— START MATERIAL SUPPLIED —

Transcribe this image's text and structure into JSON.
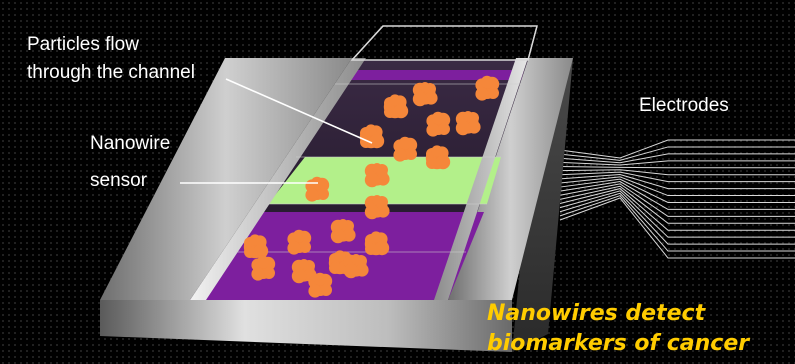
{
  "labels": {
    "particles_line1": "Particles flow",
    "particles_line2": "through the channel",
    "nanowire_line1": "Nanowire",
    "nanowire_line2": "sensor",
    "electrodes": "Electrodes"
  },
  "caption": {
    "line1": "Nanowires detect",
    "line2": "biomarkers of cancer"
  },
  "colors": {
    "background": "#000000",
    "chip": "#9a9a9a",
    "channel_purple": "#7d1f9e",
    "sensor_green": "#b3f08a",
    "particle": "#f5873a",
    "caption": "#ffcc00",
    "label": "#ffffff"
  }
}
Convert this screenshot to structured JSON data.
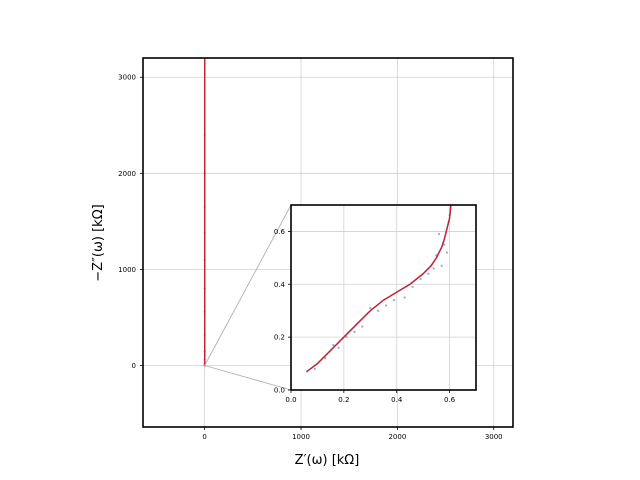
{
  "chart_data": [
    {
      "type": "line",
      "role": "main",
      "xlabel": "Z′(ω) [kΩ]",
      "ylabel": "−Z″(ω) [kΩ]",
      "xlim": [
        -640,
        3200
      ],
      "ylim": [
        -640,
        3200
      ],
      "xticks": [
        0,
        1000,
        2000,
        3000
      ],
      "yticks": [
        0,
        1000,
        2000,
        3000
      ],
      "x_tick_labels": [
        "0",
        "1000",
        "2000",
        "3000"
      ],
      "y_tick_labels": [
        "0",
        "1000",
        "2000",
        "3000"
      ],
      "grid": true,
      "series": [
        {
          "style": "scatter",
          "color": "#a0a0a0",
          "x": [
            0.05,
            0.1,
            0.15,
            0.2,
            0.3,
            0.4,
            0.5,
            0.55,
            0.58,
            0.6,
            0.6,
            0.61,
            0.62,
            0.63,
            0.64,
            0.65,
            0.66,
            0.67,
            0.68,
            0.69,
            0.7
          ],
          "y": [
            0.06,
            0.1,
            0.17,
            0.2,
            0.3,
            0.33,
            0.45,
            0.55,
            1.5,
            5,
            20,
            60,
            150,
            320,
            560,
            800,
            1100,
            1380,
            1650,
            2000,
            2400
          ]
        },
        {
          "style": "line",
          "color": "#4a6fb0",
          "x": [
            0.05,
            0.2,
            0.4,
            0.55,
            0.6,
            0.62,
            0.64,
            0.66,
            0.68,
            0.7
          ],
          "y": [
            0.06,
            0.2,
            0.36,
            0.5,
            0.7,
            100,
            600,
            1500,
            2500,
            3200
          ]
        },
        {
          "style": "line",
          "color": "#cc1f2f",
          "x": [
            0.05,
            0.2,
            0.4,
            0.55,
            0.6,
            0.62,
            0.64,
            0.66,
            0.68,
            0.7
          ],
          "y": [
            0.06,
            0.2,
            0.36,
            0.5,
            0.7,
            100,
            600,
            1500,
            2500,
            3200
          ]
        }
      ]
    },
    {
      "type": "line",
      "role": "inset",
      "xlim": [
        0,
        0.7
      ],
      "ylim": [
        0,
        0.7
      ],
      "xticks": [
        0,
        0.2,
        0.4,
        0.6
      ],
      "yticks": [
        0,
        0.2,
        0.4,
        0.6
      ],
      "x_tick_labels": [
        "0.0",
        "0.2",
        "0.4",
        "0.6"
      ],
      "y_tick_labels": [
        "0.0",
        "0.2",
        "0.4",
        "0.6"
      ],
      "grid": true,
      "series": [
        {
          "style": "scatter",
          "color": "#8fb0c8",
          "x": [
            0.06,
            0.09,
            0.13,
            0.16,
            0.18,
            0.21,
            0.24,
            0.27,
            0.3,
            0.33,
            0.36,
            0.39,
            0.43,
            0.46,
            0.49,
            0.52,
            0.54,
            0.55,
            0.56,
            0.57,
            0.58,
            0.59,
            0.6
          ],
          "y": [
            0.07,
            0.08,
            0.12,
            0.17,
            0.16,
            0.2,
            0.22,
            0.24,
            0.31,
            0.3,
            0.32,
            0.34,
            0.35,
            0.39,
            0.42,
            0.44,
            0.46,
            0.51,
            0.59,
            0.47,
            0.55,
            0.52,
            0.66
          ]
        },
        {
          "style": "line",
          "color": "#4a6fb0",
          "x": [
            0.06,
            0.1,
            0.15,
            0.2,
            0.25,
            0.3,
            0.35,
            0.4,
            0.45,
            0.5,
            0.53,
            0.55,
            0.57,
            0.58,
            0.59,
            0.6,
            0.605
          ],
          "y": [
            0.07,
            0.1,
            0.15,
            0.2,
            0.25,
            0.3,
            0.34,
            0.37,
            0.4,
            0.44,
            0.47,
            0.5,
            0.54,
            0.57,
            0.61,
            0.65,
            0.7
          ]
        },
        {
          "style": "line",
          "color": "#cc1f2f",
          "x": [
            0.06,
            0.1,
            0.15,
            0.2,
            0.25,
            0.3,
            0.35,
            0.4,
            0.45,
            0.5,
            0.53,
            0.55,
            0.57,
            0.58,
            0.59,
            0.6,
            0.605
          ],
          "y": [
            0.07,
            0.1,
            0.15,
            0.2,
            0.25,
            0.3,
            0.34,
            0.37,
            0.4,
            0.44,
            0.47,
            0.5,
            0.54,
            0.57,
            0.61,
            0.65,
            0.7
          ]
        }
      ]
    }
  ]
}
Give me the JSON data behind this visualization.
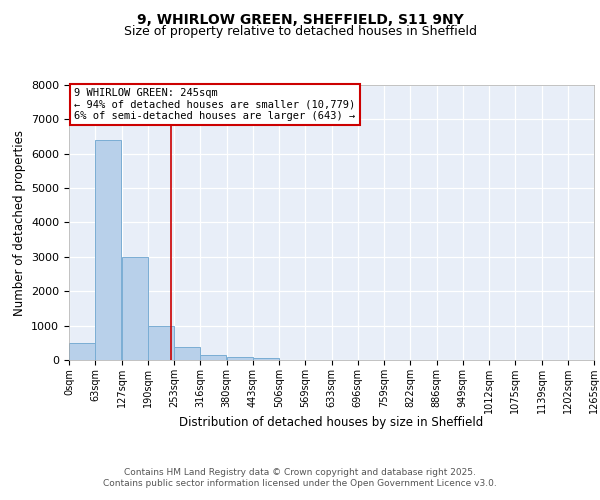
{
  "title_line1": "9, WHIRLOW GREEN, SHEFFIELD, S11 9NY",
  "title_line2": "Size of property relative to detached houses in Sheffield",
  "xlabel": "Distribution of detached houses by size in Sheffield",
  "ylabel": "Number of detached properties",
  "bin_edges": [
    0,
    63,
    127,
    190,
    253,
    316,
    380,
    443,
    506,
    569,
    633,
    696,
    759,
    822,
    886,
    949,
    1012,
    1075,
    1139,
    1202,
    1265
  ],
  "bar_heights": [
    500,
    6400,
    3000,
    1000,
    380,
    160,
    100,
    60,
    0,
    0,
    0,
    0,
    0,
    0,
    0,
    0,
    0,
    0,
    0,
    0
  ],
  "bar_color": "#b8d0ea",
  "bar_edge_color": "#7aadd4",
  "ylim": [
    0,
    8000
  ],
  "yticks": [
    0,
    1000,
    2000,
    3000,
    4000,
    5000,
    6000,
    7000,
    8000
  ],
  "property_size": 245,
  "red_line_color": "#cc0000",
  "annotation_line1": "9 WHIRLOW GREEN: 245sqm",
  "annotation_line2": "← 94% of detached houses are smaller (10,779)",
  "annotation_line3": "6% of semi-detached houses are larger (643) →",
  "footnote_line1": "Contains HM Land Registry data © Crown copyright and database right 2025.",
  "footnote_line2": "Contains public sector information licensed under the Open Government Licence v3.0.",
  "bg_color": "#e8eef8",
  "grid_color": "#ffffff",
  "title_fontsize": 10,
  "subtitle_fontsize": 9,
  "tick_fontsize": 7,
  "label_fontsize": 8.5,
  "annotation_fontsize": 7.5,
  "footnote_fontsize": 6.5
}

— END MATERIAL SUPPLIED —

== EXERCISE TASK ==
Reproduce the listing exactly. Leave its pictures out.

== RESULT FOR THIS EXERCISE ==
Transcribe this image's text and structure into JSON.
{
  "labels": {
    "particles_line1": "Particles flow",
    "particles_line2": "through the channel",
    "nanowire_line1": "Nanowire",
    "nanowire_line2": "sensor",
    "electrodes": "Electrodes"
  },
  "caption": {
    "line1": "Nanowires detect",
    "line2": "biomarkers of cancer"
  },
  "colors": {
    "background": "#000000",
    "chip": "#9a9a9a",
    "channel_purple": "#7d1f9e",
    "sensor_green": "#b3f08a",
    "particle": "#f5873a",
    "caption": "#ffcc00",
    "label": "#ffffff"
  }
}
Convert this screenshot to structured JSON data.
{
  "chart_data": [
    {
      "type": "line",
      "role": "main",
      "xlabel": "Z′(ω) [kΩ]",
      "ylabel": "−Z″(ω) [kΩ]",
      "xlim": [
        -640,
        3200
      ],
      "ylim": [
        -640,
        3200
      ],
      "xticks": [
        0,
        1000,
        2000,
        3000
      ],
      "yticks": [
        0,
        1000,
        2000,
        3000
      ],
      "x_tick_labels": [
        "0",
        "1000",
        "2000",
        "3000"
      ],
      "y_tick_labels": [
        "0",
        "1000",
        "2000",
        "3000"
      ],
      "grid": true,
      "series": [
        {
          "style": "scatter",
          "color": "#a0a0a0",
          "x": [
            0.05,
            0.1,
            0.15,
            0.2,
            0.3,
            0.4,
            0.5,
            0.55,
            0.58,
            0.6,
            0.6,
            0.61,
            0.62,
            0.63,
            0.64,
            0.65,
            0.66,
            0.67,
            0.68,
            0.69,
            0.7
          ],
          "y": [
            0.06,
            0.1,
            0.17,
            0.2,
            0.3,
            0.33,
            0.45,
            0.55,
            1.5,
            5,
            20,
            60,
            150,
            320,
            560,
            800,
            1100,
            1380,
            1650,
            2000,
            2400
          ]
        },
        {
          "style": "line",
          "color": "#4a6fb0",
          "x": [
            0.05,
            0.2,
            0.4,
            0.55,
            0.6,
            0.62,
            0.64,
            0.66,
            0.68,
            0.7
          ],
          "y": [
            0.06,
            0.2,
            0.36,
            0.5,
            0.7,
            100,
            600,
            1500,
            2500,
            3200
          ]
        },
        {
          "style": "line",
          "color": "#cc1f2f",
          "x": [
            0.05,
            0.2,
            0.4,
            0.55,
            0.6,
            0.62,
            0.64,
            0.66,
            0.68,
            0.7
          ],
          "y": [
            0.06,
            0.2,
            0.36,
            0.5,
            0.7,
            100,
            600,
            1500,
            2500,
            3200
          ]
        }
      ]
    },
    {
      "type": "line",
      "role": "inset",
      "xlim": [
        0,
        0.7
      ],
      "ylim": [
        0,
        0.7
      ],
      "xticks": [
        0,
        0.2,
        0.4,
        0.6
      ],
      "yticks": [
        0,
        0.2,
        0.4,
        0.6
      ],
      "x_tick_labels": [
        "0.0",
        "0.2",
        "0.4",
        "0.6"
      ],
      "y_tick_labels": [
        "0.0",
        "0.2",
        "0.4",
        "0.6"
      ],
      "grid": true,
      "series": [
        {
          "style": "scatter",
          "color": "#8fb0c8",
          "x": [
            0.06,
            0.09,
            0.13,
            0.16,
            0.18,
            0.21,
            0.24,
            0.27,
            0.3,
            0.33,
            0.36,
            0.39,
            0.43,
            0.46,
            0.49,
            0.52,
            0.54,
            0.55,
            0.56,
            0.57,
            0.58,
            0.59,
            0.6
          ],
          "y": [
            0.07,
            0.08,
            0.12,
            0.17,
            0.16,
            0.2,
            0.22,
            0.24,
            0.31,
            0.3,
            0.32,
            0.34,
            0.35,
            0.39,
            0.42,
            0.44,
            0.46,
            0.51,
            0.59,
            0.47,
            0.55,
            0.52,
            0.66
          ]
        },
        {
          "style": "line",
          "color": "#4a6fb0",
          "x": [
            0.06,
            0.1,
            0.15,
            0.2,
            0.25,
            0.3,
            0.35,
            0.4,
            0.45,
            0.5,
            0.53,
            0.55,
            0.57,
            0.58,
            0.59,
            0.6,
            0.605
          ],
          "y": [
            0.07,
            0.1,
            0.15,
            0.2,
            0.25,
            0.3,
            0.34,
            0.37,
            0.4,
            0.44,
            0.47,
            0.5,
            0.54,
            0.57,
            0.61,
            0.65,
            0.7
          ]
        },
        {
          "style": "line",
          "color": "#cc1f2f",
          "x": [
            0.06,
            0.1,
            0.15,
            0.2,
            0.25,
            0.3,
            0.35,
            0.4,
            0.45,
            0.5,
            0.53,
            0.55,
            0.57,
            0.58,
            0.59,
            0.6,
            0.605
          ],
          "y": [
            0.07,
            0.1,
            0.15,
            0.2,
            0.25,
            0.3,
            0.34,
            0.37,
            0.4,
            0.44,
            0.47,
            0.5,
            0.54,
            0.57,
            0.61,
            0.65,
            0.7
          ]
        }
      ]
    }
  ]
}
Give me the JSON data behind this visualization.
{
  "title_line1": "9, WHIRLOW GREEN, SHEFFIELD, S11 9NY",
  "title_line2": "Size of property relative to detached houses in Sheffield",
  "xlabel": "Distribution of detached houses by size in Sheffield",
  "ylabel": "Number of detached properties",
  "bin_edges": [
    0,
    63,
    127,
    190,
    253,
    316,
    380,
    443,
    506,
    569,
    633,
    696,
    759,
    822,
    886,
    949,
    1012,
    1075,
    1139,
    1202,
    1265
  ],
  "bar_heights": [
    500,
    6400,
    3000,
    1000,
    380,
    160,
    100,
    60,
    0,
    0,
    0,
    0,
    0,
    0,
    0,
    0,
    0,
    0,
    0,
    0
  ],
  "bar_color": "#b8d0ea",
  "bar_edge_color": "#7aadd4",
  "ylim": [
    0,
    8000
  ],
  "yticks": [
    0,
    1000,
    2000,
    3000,
    4000,
    5000,
    6000,
    7000,
    8000
  ],
  "property_size": 245,
  "red_line_color": "#cc0000",
  "annotation_line1": "9 WHIRLOW GREEN: 245sqm",
  "annotation_line2": "← 94% of detached houses are smaller (10,779)",
  "annotation_line3": "6% of semi-detached houses are larger (643) →",
  "footnote_line1": "Contains HM Land Registry data © Crown copyright and database right 2025.",
  "footnote_line2": "Contains public sector information licensed under the Open Government Licence v3.0.",
  "bg_color": "#e8eef8",
  "grid_color": "#ffffff",
  "title_fontsize": 10,
  "subtitle_fontsize": 9,
  "tick_fontsize": 7,
  "label_fontsize": 8.5,
  "annotation_fontsize": 7.5,
  "footnote_fontsize": 6.5
}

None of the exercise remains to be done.